Written instruction:
From the entries below, pull out each line where "Kompetensi" appears.

Data extract:
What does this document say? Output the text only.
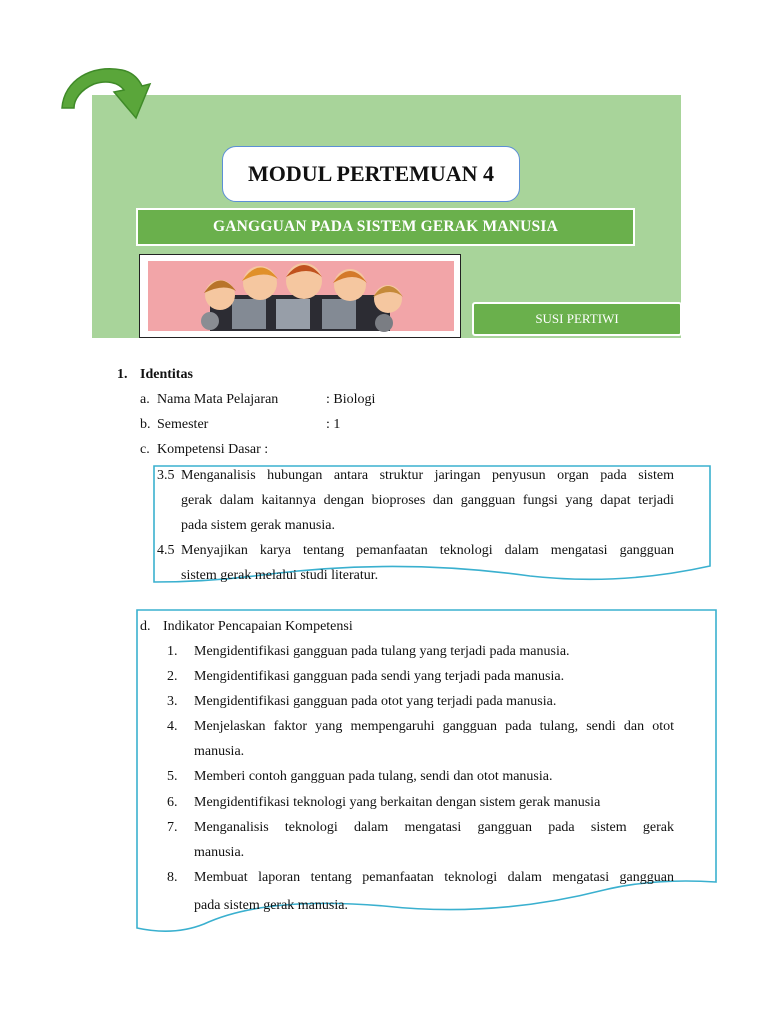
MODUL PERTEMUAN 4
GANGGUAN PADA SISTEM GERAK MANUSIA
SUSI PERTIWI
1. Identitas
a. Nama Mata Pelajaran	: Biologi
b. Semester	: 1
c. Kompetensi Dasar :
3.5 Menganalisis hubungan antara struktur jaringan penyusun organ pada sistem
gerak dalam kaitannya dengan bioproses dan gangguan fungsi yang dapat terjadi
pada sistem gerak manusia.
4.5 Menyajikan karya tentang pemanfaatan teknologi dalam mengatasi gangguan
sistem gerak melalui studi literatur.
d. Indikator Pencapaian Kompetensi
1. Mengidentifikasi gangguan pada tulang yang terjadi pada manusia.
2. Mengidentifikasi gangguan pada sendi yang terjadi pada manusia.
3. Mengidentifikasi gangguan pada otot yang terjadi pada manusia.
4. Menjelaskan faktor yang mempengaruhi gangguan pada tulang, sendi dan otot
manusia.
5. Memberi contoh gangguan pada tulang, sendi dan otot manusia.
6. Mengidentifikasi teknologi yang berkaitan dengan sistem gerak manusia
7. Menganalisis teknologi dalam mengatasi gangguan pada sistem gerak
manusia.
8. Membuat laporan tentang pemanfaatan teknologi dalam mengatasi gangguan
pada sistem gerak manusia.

Task response:
c. Kompetensi Dasar :
d. Indikator Pencapaian Kompetensi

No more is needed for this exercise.